## Passage shown

"""

I have a weird job in my nomad cluster that i am unable to get rid of permanently.
I run
nomad job stop --purge
and after a few seconds i follow it up with a
nomad system gc
But soon afterwards i see the job back in the UI and CLI again.
I have attempted to reduce the job_eval_threshhold
to 30s thinking maybe that would work, no dice! i am short of ideas … any help is appreciated.
My nomad cluster is installed with consul for service discovery.
1 Like
Additional Information; this is a system job. When i attempt to Edit the job in the UI (for example, by simply just changing the docker image version); it deploys and after a few minutes reverts to the old version. I am currently running nomad 1.8.4 (clients and servers); consul 1.19.2.
Did the servers reboot unexpectedly or something?
Can you submit an altogether different job (very low cpu/ram) with the same name?
Then run system gc
then system reconcile summaries
then …
stop --purge
this new job …
then
system gc
then system reconcile summaries
.
Can you afford to update the Nomad server binaries and cleanly reboot the servers?
I deployed a new system job with the same name but it failed and reverted to the old version.
I will try the binary update.
I want to circle back to this to say that I too faced this recently.
I tried all the command tricks I myself suggested, none worked.

"""

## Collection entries
"""

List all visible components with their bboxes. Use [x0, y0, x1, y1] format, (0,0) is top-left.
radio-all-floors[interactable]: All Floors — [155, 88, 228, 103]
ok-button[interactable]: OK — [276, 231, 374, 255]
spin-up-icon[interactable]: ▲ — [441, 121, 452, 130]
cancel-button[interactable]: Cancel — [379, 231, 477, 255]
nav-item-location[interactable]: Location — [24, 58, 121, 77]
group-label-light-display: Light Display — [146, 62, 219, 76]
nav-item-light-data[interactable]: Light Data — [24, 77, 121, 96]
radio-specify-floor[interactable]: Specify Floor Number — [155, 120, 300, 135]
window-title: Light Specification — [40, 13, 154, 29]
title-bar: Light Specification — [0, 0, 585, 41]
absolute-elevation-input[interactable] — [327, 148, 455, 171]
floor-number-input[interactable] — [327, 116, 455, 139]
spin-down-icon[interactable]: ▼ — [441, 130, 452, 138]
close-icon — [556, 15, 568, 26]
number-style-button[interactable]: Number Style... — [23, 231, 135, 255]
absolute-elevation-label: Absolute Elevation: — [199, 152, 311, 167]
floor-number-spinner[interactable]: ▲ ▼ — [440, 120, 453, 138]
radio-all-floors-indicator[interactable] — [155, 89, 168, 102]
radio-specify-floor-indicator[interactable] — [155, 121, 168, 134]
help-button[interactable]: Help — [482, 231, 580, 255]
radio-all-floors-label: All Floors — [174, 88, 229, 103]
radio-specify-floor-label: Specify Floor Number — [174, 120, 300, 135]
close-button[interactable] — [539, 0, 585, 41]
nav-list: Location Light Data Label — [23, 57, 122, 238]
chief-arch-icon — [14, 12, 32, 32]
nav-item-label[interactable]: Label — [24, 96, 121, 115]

"""

## Exercises
a. Decide whether each statement agrees with the Nomad thread, and answer yes or no, quoting the words of the thread that settle it: (i) The job that keeps returning is a system job. (ii) The poster runs Nomad version 1.9 on clients and servers. (iii) A new system job submitted under the same name deployed successfully.
b. Extend the Nomad thread, starting right after its final sentence.
The material comes from a separate source unrelated to the Nomad thread.

## Written responses
a.
(i) Yes: "this is a system job."
(ii) No: "I am currently running nomad 1.8.4 (clients and servers)"
(iii) No: "I deployed a new system job with the same name but it failed and reverted to the old version."

b.
As it was a critical job, I renamed the job by appending a _1
to the job name and resubmitted. The job came up then.
Something for the HashiCorp team to keep an eye on.
Once I have deleted the job with a purge, I can’t think of what to monitor to report in the debug logs! 
No, there is no auto-submission or anything going on.
Where/How does Consul play a part in Nomad job submission. I not sure how Consul has anything to do with this at all.
BTW, I has noticed this behavior before, but I had ignored it previously as I would be debugging something else more serious.
Most of the times a delete-and-resubmit of the Nomad job works, but this time it didn’t.
Sometimes updating the Nomad binary on the compute agent also solves this problem.
I couldn’t try the “wait for some time” approach, as this particular job was a critical one.
Hence I used the “rename” trick.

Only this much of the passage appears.